• Instructions to follow
Gather each line in the items below that contains the string "lines".

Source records
------------------------------------------------------------

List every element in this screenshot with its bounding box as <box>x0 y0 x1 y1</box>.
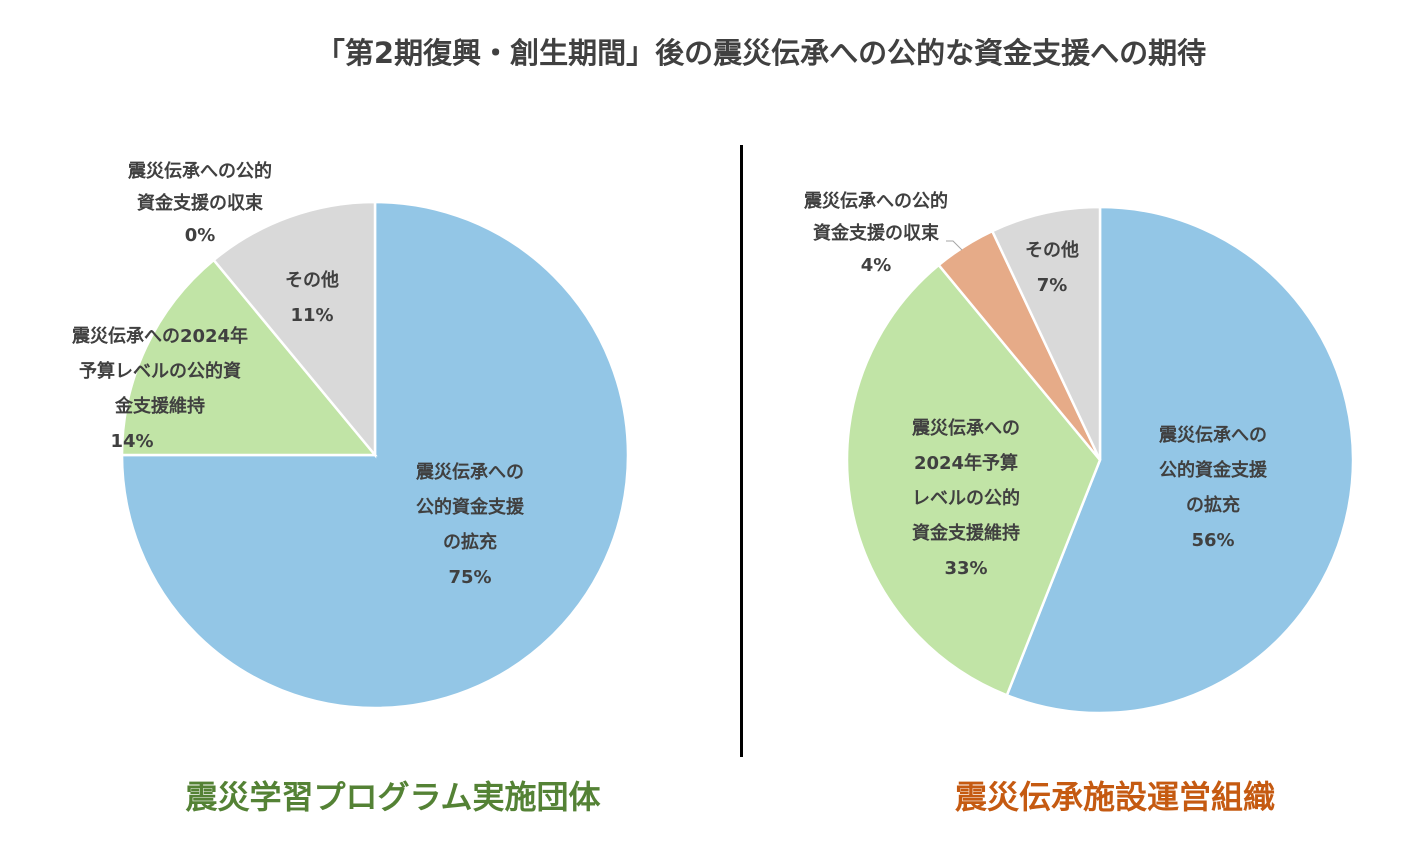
data-label-left-expand: 震災伝承への 公的資金支援 の拡充 75% <box>416 462 524 588</box>
data-label-right-maintain: 震災伝承への 2024年予算 レベルの公的 資金支援維持 33% <box>912 418 1020 579</box>
chart-title: 「第2期復興・創生期間」後の震災伝承への公的な資金支援への期待 <box>315 36 1207 70</box>
pie-slice-1-3 <box>990 205 1102 461</box>
divider <box>740 145 743 757</box>
data-label-left-other: その他 11% <box>285 270 339 326</box>
pie-slice-0-1 <box>120 258 378 457</box>
pie-slice-1-0 <box>1005 205 1355 715</box>
data-label-right-expand: 震災伝承への 公的資金支援 の拡充 56% <box>1159 425 1267 551</box>
data-label-right-end: 震災伝承への公的 資金支援の収束 4% <box>804 191 948 276</box>
left-chart-title: 震災学習プログラム実施団体 <box>185 778 601 816</box>
data-label-right-other: その他 7% <box>1025 240 1079 296</box>
pie-slice-1-1 <box>845 263 1102 697</box>
pie-slice-0-3 <box>211 200 377 459</box>
data-label-left-end: 震災伝承への公的 資金支援の収束 0% <box>128 161 272 246</box>
right-chart-title: 震災伝承施設運営組織 <box>954 778 1276 816</box>
data-label-left-maintain: 震災伝承への2024年 予算レベルの公的資 金支援維持 14% <box>71 326 249 452</box>
leader-line <box>946 240 963 251</box>
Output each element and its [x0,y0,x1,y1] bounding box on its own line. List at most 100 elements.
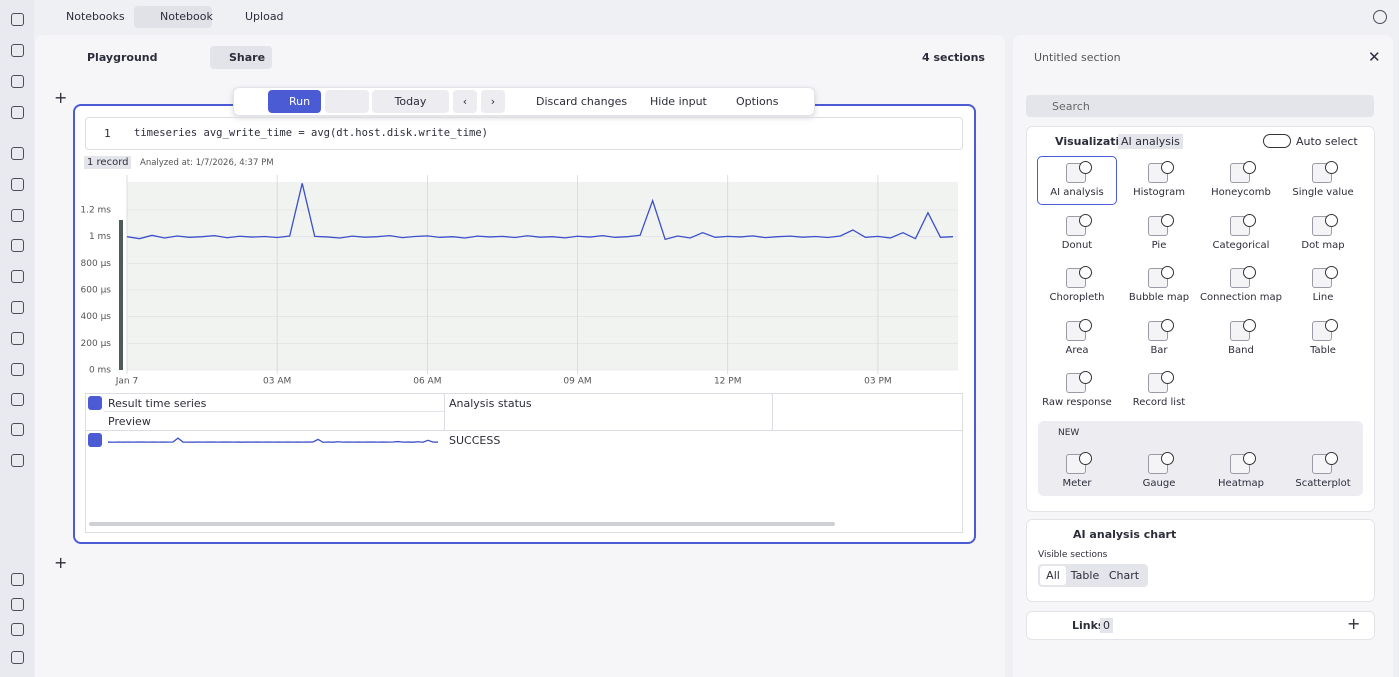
options-button[interactable]: Options [736,95,779,108]
run-button[interactable]: Run [268,90,321,113]
ai-chart-card [1026,519,1375,602]
segment-option[interactable]: Table [1070,569,1100,582]
sidebar-icon[interactable] [11,106,24,119]
sidebar-icon[interactable] [11,209,24,222]
sidebar-icon[interactable] [11,239,24,252]
tab[interactable]: Notebooks [66,10,125,23]
disabled-badge [1079,371,1092,384]
add-section[interactable]: + [54,553,68,572]
sidebar-icon[interactable] [11,44,24,57]
checkbox[interactable] [88,433,102,447]
code-editor[interactable] [85,117,963,150]
links-heading[interactable]: Links [1072,619,1105,632]
sidebar-icon[interactable] [11,651,24,664]
sidebar-icon[interactable] [11,623,24,636]
row-line [104,411,444,412]
viz-label[interactable]: Pie [1151,239,1167,251]
viz-label[interactable]: Dot map [1301,239,1345,251]
y-tick-label: 800 µs [81,259,112,269]
viz-label[interactable]: Band [1228,344,1254,356]
column-header: Analysis status [449,397,532,410]
segment-option[interactable]: All [1040,566,1066,585]
sidebar-icon[interactable] [11,598,24,611]
section-heading[interactable]: AI analysis chart [1073,528,1177,541]
sidebar-icon[interactable] [11,147,24,160]
viz-label[interactable]: Categorical [1212,239,1270,251]
sidebar-icon[interactable] [11,13,24,26]
viz-label[interactable]: Table [1310,344,1336,356]
data-line [107,437,439,443]
checkbox[interactable] [88,396,102,410]
viz-label[interactable]: Bar [1150,344,1168,356]
sidebar-icon[interactable] [11,332,24,345]
add-section[interactable]: + [54,88,68,107]
viz-label[interactable]: Donut [1061,239,1093,251]
tab-active[interactable] [134,6,212,28]
segment-option[interactable]: Chart [1108,569,1140,582]
x-tick-label: 09 AM [563,377,591,387]
notebook-name[interactable]: Playground [87,51,158,64]
viz-label[interactable]: Heatmap [1218,478,1264,489]
discard-button[interactable]: Discard changes [536,95,628,108]
viz-label[interactable]: Honeycomb [1211,187,1271,198]
viz-label[interactable]: Area [1065,344,1089,356]
code-text: timeseries avg_write_time = avg(dt.host.… [134,127,489,139]
disabled-badge [1079,266,1092,279]
x-tick-label: Jan 7 [115,377,138,387]
col-line [772,393,773,430]
viz-label[interactable]: Gauge [1142,478,1176,489]
viz-label[interactable]: Raw response [1042,397,1112,408]
hide-input-button[interactable]: Hide input [650,95,707,108]
toggle[interactable] [1263,134,1291,148]
y-tick-label: 1.2 ms [80,206,111,216]
ai-badge: AI analysis [1118,134,1183,149]
viz-label[interactable]: Histogram [1133,187,1185,198]
sidebar-icon[interactable] [11,75,24,88]
plot-area [127,182,958,370]
sidebar-icon[interactable] [11,301,24,314]
sidebar-icon[interactable] [11,393,24,406]
search-box[interactable] [1026,95,1374,117]
disabled-badge [1161,161,1174,174]
help-icon[interactable] [1373,10,1387,24]
viz-label[interactable]: Bubble map [1128,292,1190,303]
sidebar-icon[interactable] [11,454,24,467]
section-heading[interactable]: Visualization [1055,135,1135,148]
sidebar-icon[interactable] [11,178,24,191]
sidebar-icon[interactable] [11,363,24,376]
viz-label[interactable]: Scatterplot [1295,478,1351,489]
analyzed-at: Analyzed at: 1/7/2026, 4:37 PM [140,158,274,168]
scrollbar[interactable] [89,522,835,526]
column-subheader: Preview [108,415,151,428]
viz-label[interactable]: Connection map [1200,292,1282,303]
panel-title: Untitled section [1034,51,1121,64]
links-count: 0 [1100,618,1113,633]
viz-selected[interactable] [1037,156,1117,205]
add-link[interactable]: + [1347,614,1361,633]
tab[interactable]: Notebook [160,10,213,23]
sidebar [0,0,34,677]
tab[interactable]: Upload [245,10,284,23]
viz-label[interactable]: AI analysis [1050,187,1104,198]
disabled-badge [1161,266,1174,279]
disabled-badge [1161,213,1174,227]
sidebar-icon[interactable] [11,423,24,436]
next-button[interactable]: › [481,90,505,113]
viz-label[interactable]: Record list [1132,397,1186,408]
viz-label[interactable]: Line [1312,292,1334,303]
close-button[interactable]: ✕ [1368,48,1381,66]
timeframe-button[interactable]: Today [372,90,449,113]
sidebar-icon[interactable] [11,573,24,586]
viz-label[interactable]: Choropleth [1049,292,1105,303]
viz-label[interactable]: Meter [1062,478,1092,489]
disabled-badge [1079,213,1092,227]
sidebar-icon[interactable] [11,270,24,283]
x-tick-label: 03 AM [263,377,291,387]
sparkline [107,437,439,443]
prev-button[interactable]: ‹ [453,90,477,113]
viz-label[interactable]: Single value [1292,187,1354,198]
data-source[interactable] [325,90,369,113]
sections-count[interactable]: 4 sections [922,51,985,64]
share-button[interactable]: Share [210,46,272,69]
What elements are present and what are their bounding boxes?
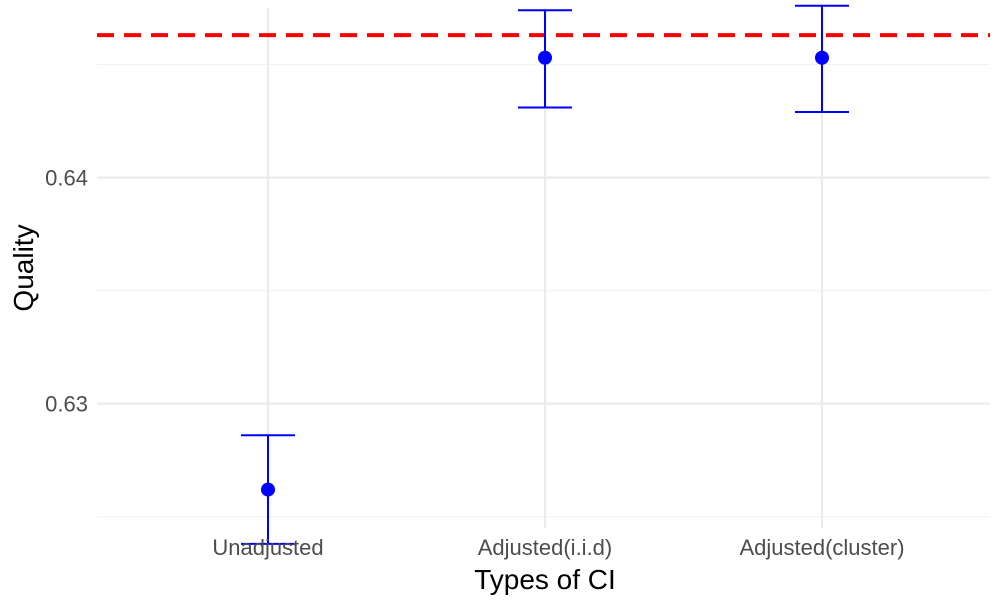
y-tick-label: 0.64 — [45, 166, 88, 191]
grid-layer — [97, 8, 990, 528]
x-tick-label: Adjusted(cluster) — [739, 535, 904, 560]
y-axis-title: Quality — [8, 224, 39, 311]
labels-layer: 0.63 0.64 Unadjusted Adjusted(i.i.d) Adjuste… — [45, 166, 904, 560]
estimate-point — [815, 51, 829, 65]
x-axis-title: Types of CI — [474, 564, 616, 595]
estimate-point — [538, 51, 552, 65]
x-tick-label: Adjusted(i.i.d) — [478, 535, 613, 560]
y-tick-label: 0.63 — [45, 392, 88, 417]
x-tick-label: Unadjusted — [212, 535, 323, 560]
estimate-point — [261, 483, 275, 497]
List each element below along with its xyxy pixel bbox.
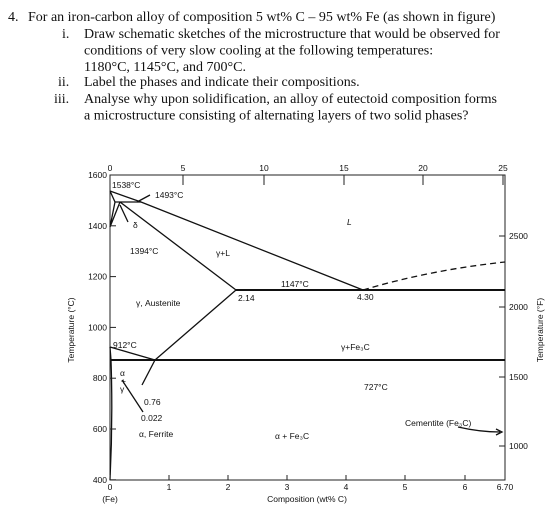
top-tick-label: 25: [498, 163, 508, 173]
item-marker: iii.: [54, 92, 69, 107]
top-tick-label: 20: [418, 163, 428, 173]
x-axis-label: Composition (wt% C): [267, 494, 347, 504]
region-label: Cementite (Fe₃C): [405, 418, 471, 428]
region-label: α: [120, 368, 125, 378]
a3-line: [109, 346, 156, 361]
arrow-head: [495, 428, 504, 436]
y-axis-label: Temperature (°C): [66, 297, 76, 362]
region-label: 0.022: [141, 413, 163, 423]
region-label: 1394°C: [130, 246, 158, 256]
region-label: 1147°C: [281, 279, 309, 289]
region-label: 0.76: [144, 397, 161, 407]
item-marker: ii.: [58, 75, 69, 90]
leader-lines-top: [119, 194, 151, 223]
phase-diagram: Temperature (°C) Temperature (°F) Composit…: [66, 163, 545, 504]
region-label: 1493°C: [155, 190, 183, 200]
region-label: δ: [133, 220, 138, 230]
x-tick-label: 3: [285, 482, 290, 492]
region-label: 2.14: [238, 293, 255, 303]
region-label: α, Ferrite: [139, 429, 173, 439]
y2-tick-label: 2000: [509, 302, 528, 312]
item-line: 1180°C, 1145°C, and 700°C.: [84, 60, 246, 75]
y2-tick-label: 1500: [509, 372, 528, 382]
x-tick-label: 5: [403, 482, 408, 492]
acm-line: [154, 289, 237, 361]
liquidus: [109, 190, 364, 291]
question-text: For an iron-carbon alloy of composition …: [28, 10, 496, 25]
y-tick-label: 1200: [88, 272, 107, 282]
leader-lines: [121, 359, 156, 413]
region-label: γ, Austenite: [136, 298, 181, 308]
y-tick-label: 600: [93, 424, 107, 434]
region-label: +: [121, 376, 126, 386]
cementite-arrow: [457, 426, 501, 433]
delta-region: [109, 190, 237, 291]
question-number: 4.: [8, 10, 19, 25]
item-line: Analyse why upon solidification, an allo…: [84, 92, 497, 107]
y-tick-label: 800: [93, 373, 107, 383]
x-tick-label: 4: [344, 482, 349, 492]
y2-tick-label: 2500: [509, 231, 528, 241]
x-tick-label: 0: [108, 482, 113, 492]
region-label: γ: [120, 384, 125, 394]
top-tick-label: 0: [108, 163, 113, 173]
region-label: 912°C: [113, 340, 137, 350]
y-tick-label: 1600: [88, 170, 107, 180]
region-label: γ+Fe₃C: [341, 342, 370, 352]
region-label: 4.30: [357, 292, 374, 302]
x-tick-label: 6: [463, 482, 468, 492]
y-tick-label: 400: [93, 475, 107, 485]
region-label: L: [347, 217, 352, 227]
ferrite-solvus: [109, 359, 113, 481]
top-tick-label: 10: [259, 163, 269, 173]
liquidus-cementite: [362, 261, 506, 291]
region-label: α + Fe₃C: [275, 431, 309, 441]
region-label: γ+L: [216, 248, 230, 258]
y2-tick-label: 1000: [509, 441, 528, 451]
item-line: a microstructure consisting of alternati…: [84, 109, 469, 124]
item-line: Label the phases and indicate their comp…: [84, 75, 360, 90]
region-label: 727°C: [364, 382, 388, 392]
x-tick-label: 1: [167, 482, 172, 492]
top-tick-label: 15: [339, 163, 349, 173]
y2-axis-label: Temperature (°F): [535, 298, 545, 363]
top-tick-label: 5: [181, 163, 186, 173]
y-tick-label: 1000: [88, 322, 107, 332]
region-label: 1538°C: [112, 180, 140, 190]
item-line: Draw schematic sketches of the microstru…: [84, 27, 500, 42]
x-tick-label: 6.70: [497, 482, 514, 492]
item-line: conditions of very slow cooling at the f…: [84, 44, 433, 59]
y-tick-label: 1400: [88, 221, 107, 231]
question: 4. For an iron-carbon alloy of compositi…: [8, 10, 500, 124]
fe-label: (Fe): [102, 494, 118, 504]
x-tick-label: 2: [226, 482, 231, 492]
item-marker: i.: [62, 27, 69, 42]
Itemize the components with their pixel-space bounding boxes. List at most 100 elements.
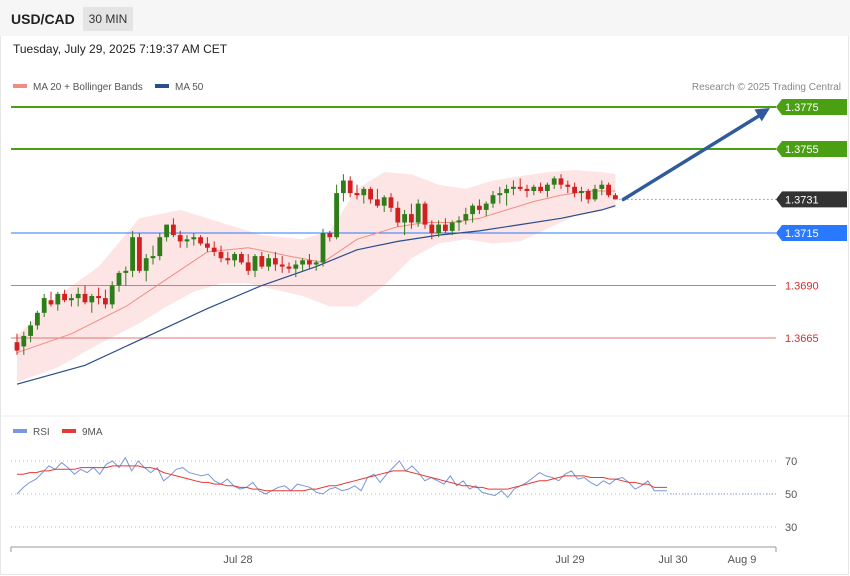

------------------------------------------------------------

• Complete response
leader-lines-top: [119, 194, 151, 223]
leader-lines: [121, 359, 156, 413]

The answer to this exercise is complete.